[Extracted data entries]
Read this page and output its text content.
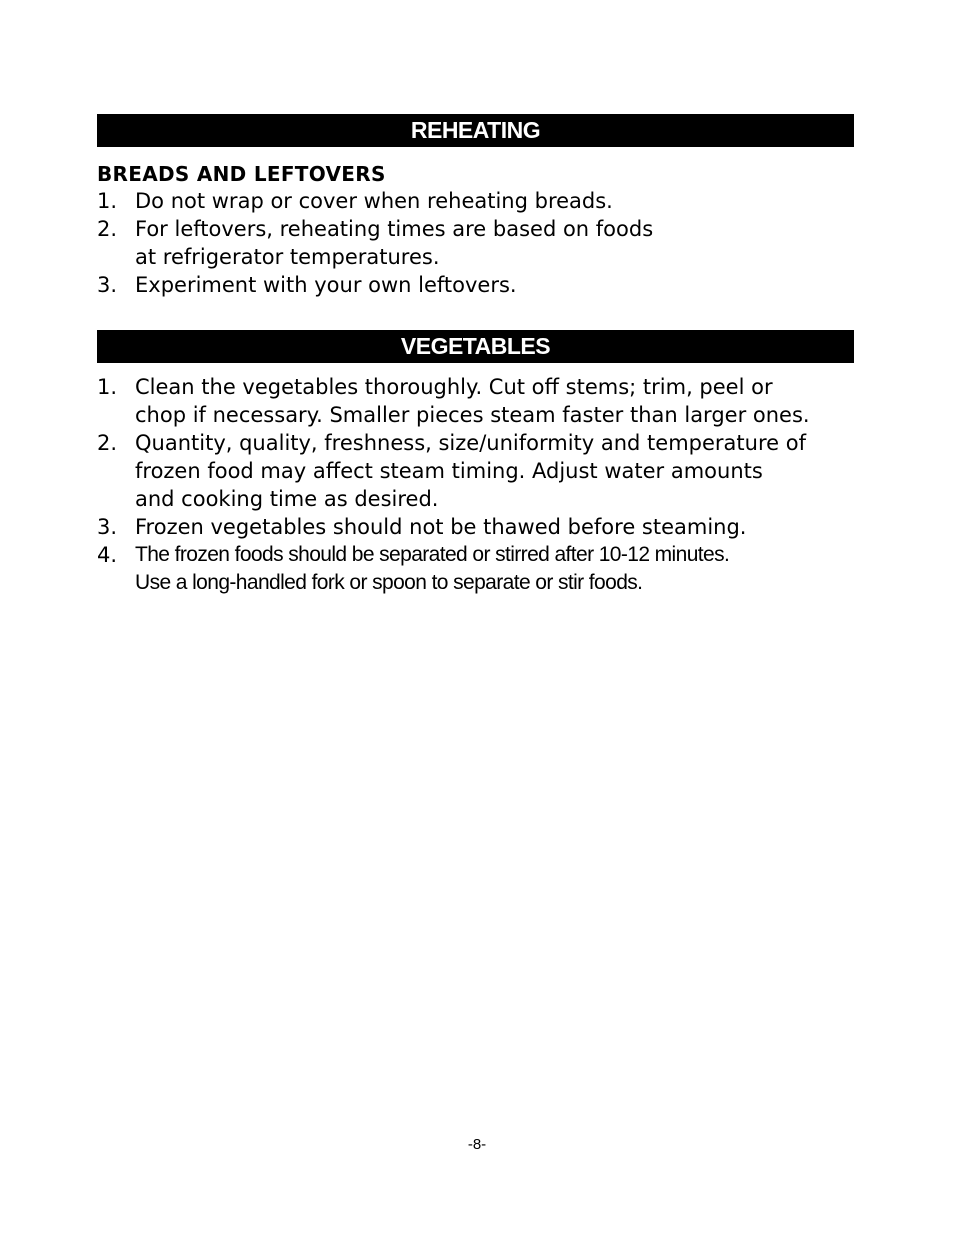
REHEATING
BREADS AND LEFTOVERS
1. Do not wrap or cover when reheating breads.
2. For leftovers, reheating times are based on foods
at refrigerator temperatures.
3. Experiment with your own leftovers.
VEGETABLES
1. Clean the vegetables thoroughly. Cut off stems; trim, peel or
chop if necessary. Smaller pieces steam faster than larger ones.
2. Quantity, quality, freshness, size/uniformity and temperature of
frozen food may affect steam timing. Adjust water amounts
and cooking time as desired.
3. Frozen vegetables should not be thawed before steaming.
4. The frozen foods should be separated or stirred after 10-12 minutes.
Use a long-handled fork or spoon to separate or stir foods.
-8-
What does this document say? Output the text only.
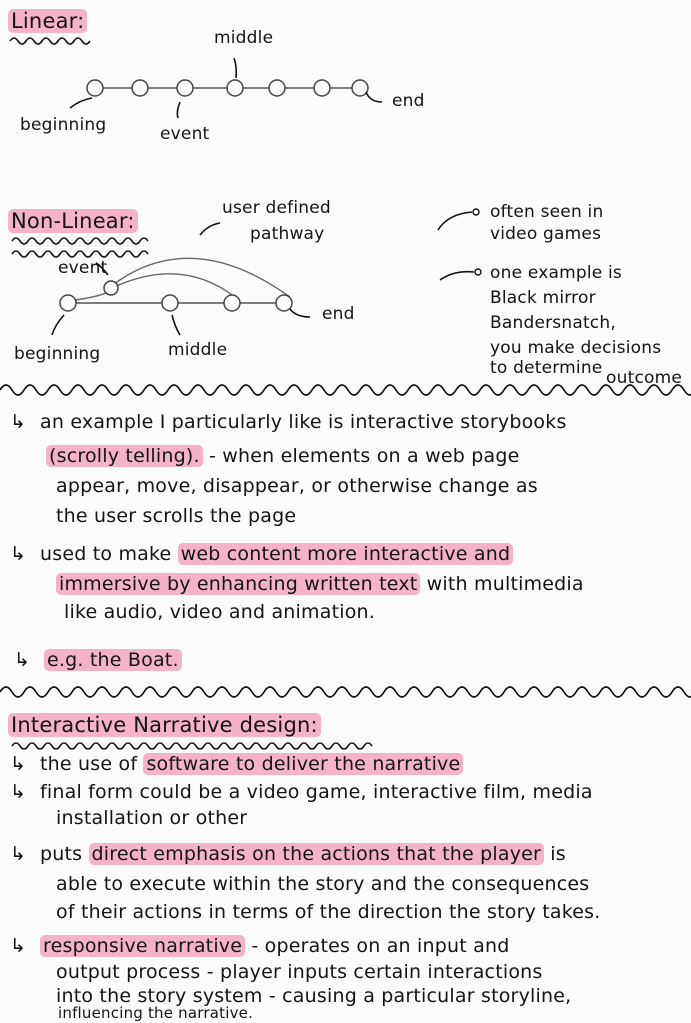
Linear:
middle
beginning	event
end
Non-Linear:
user defined
pathway
event
beginning	middle
end
often seen in
video games
one example is
Black mirror
Bandersnatch,
you make decisions
to determine outcome
↳ an example I particularly like is interactive storybooks
(scrolly telling). - when elements on a web page
appear, move, disappear, or otherwise change as
the user scrolls the page
↳ used to make web content more interactive and
immersive by enhancing written text with multimedia
like audio, video and animation.
↳ e.g. the Boat.
Interactive Narrative design:
↳ the use of software to deliver the narrative
↳ final form could be a video game, interactive film, media
installation or other
↳ puts direct emphasis on the actions that the player is
able to execute within the story and the consequences
of their actions in terms of the direction the story takes.
↳ responsive narrative - operates on an input and
output process - player inputs certain interactions
into the story system - causing a particular storyline,
influencing the narrative.
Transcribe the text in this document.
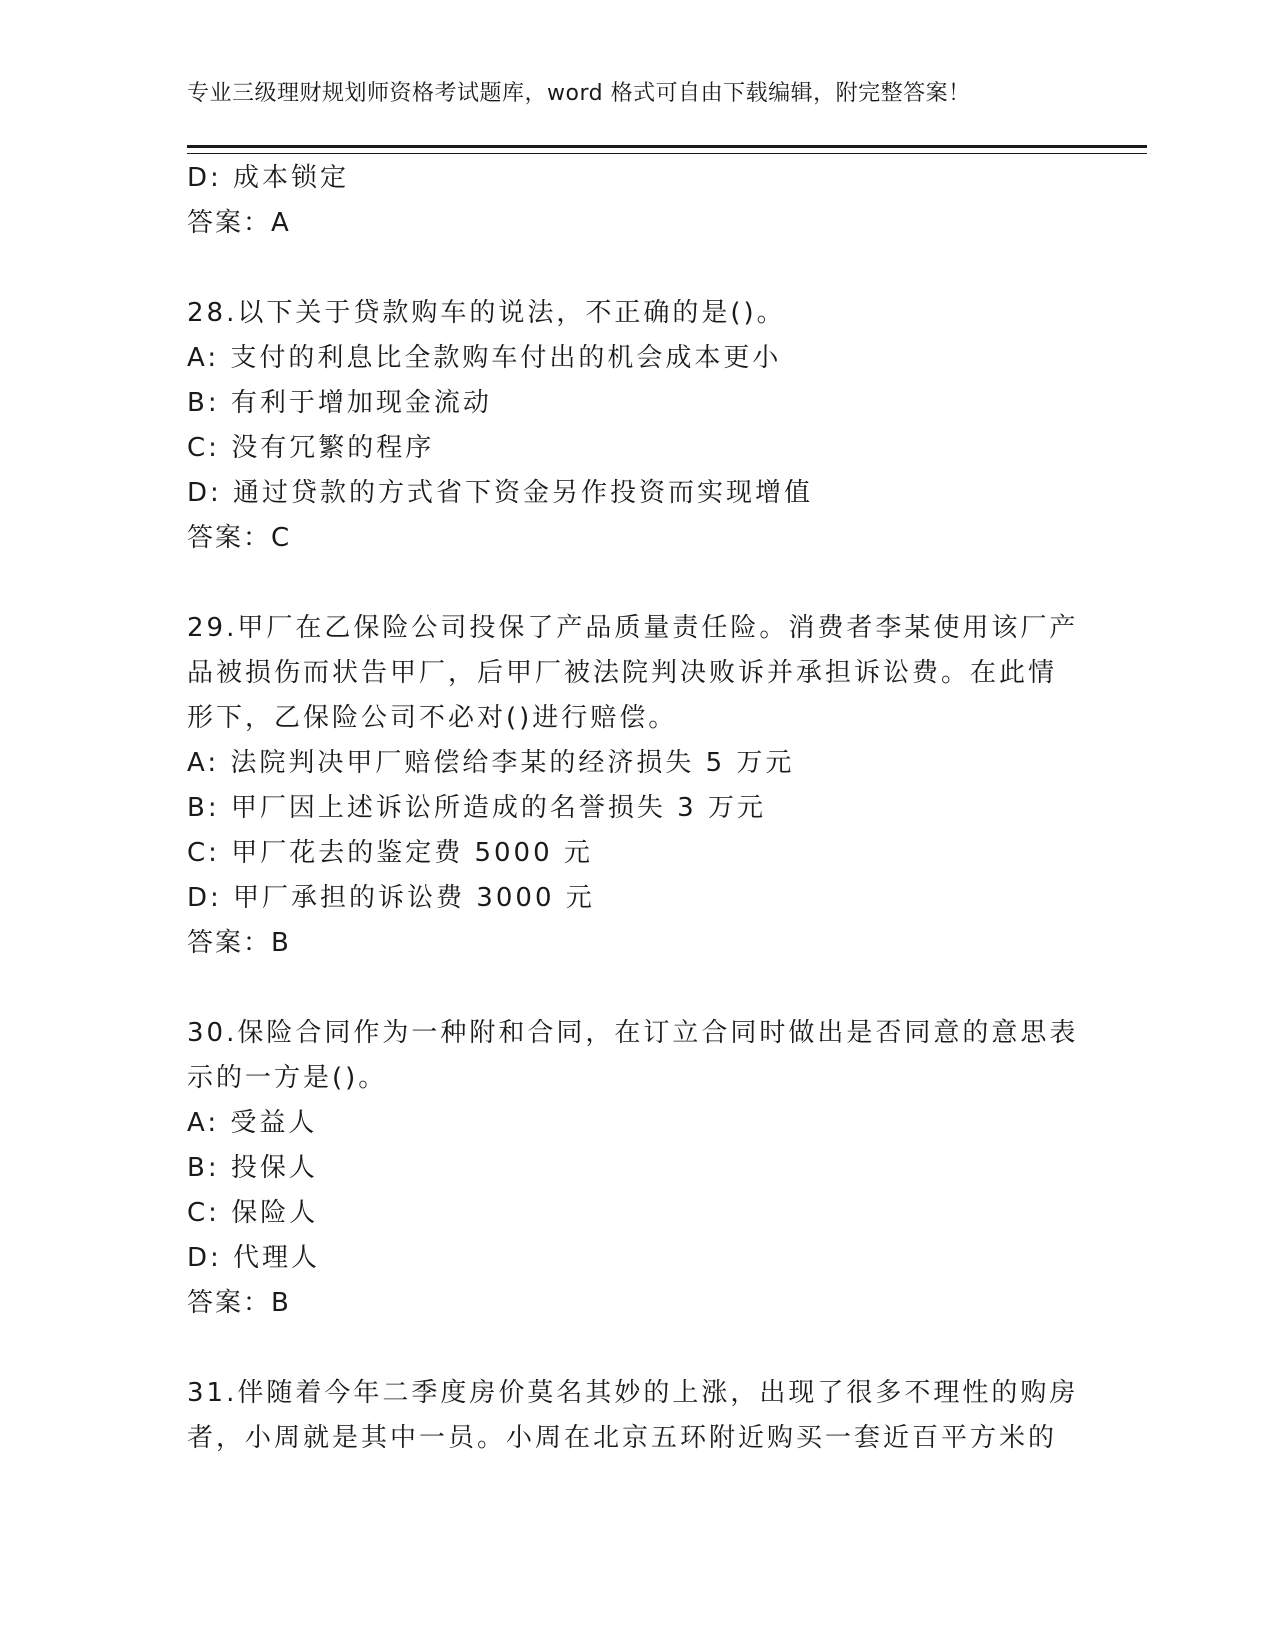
专业三级理财规划师资格考试题库，word 格式可自由下载编辑，附完整答案！
D: 成本锁定
答案：A
28.以下关于贷款购车的说法，不正确的是()。
A: 支付的利息比全款购车付出的机会成本更小
B: 有利于增加现金流动
C: 没有冗繁的程序
D: 通过贷款的方式省下资金另作投资而实现增值
答案：C
29.甲厂在乙保险公司投保了产品质量责任险。消费者李某使用该厂产
品被损伤而状告甲厂，后甲厂被法院判决败诉并承担诉讼费。在此情
形下，乙保险公司不必对()进行赔偿。
A: 法院判决甲厂赔偿给李某的经济损失 5 万元
B: 甲厂因上述诉讼所造成的名誉损失 3 万元
C: 甲厂花去的鉴定费 5000 元
D: 甲厂承担的诉讼费 3000 元
答案：B
30.保险合同作为一种附和合同，在订立合同时做出是否同意的意思表
示的一方是()。
A: 受益人
B: 投保人
C: 保险人
D: 代理人
答案：B
31.伴随着今年二季度房价莫名其妙的上涨，出现了很多不理性的购房
者，小周就是其中一员。小周在北京五环附近购买一套近百平方米的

__Written request__: Show every line from the listing above in which the string "like" appears.

__Response to this exercise__:
↳ an example I particularly like is interactive storybooks
like audio, video and animation.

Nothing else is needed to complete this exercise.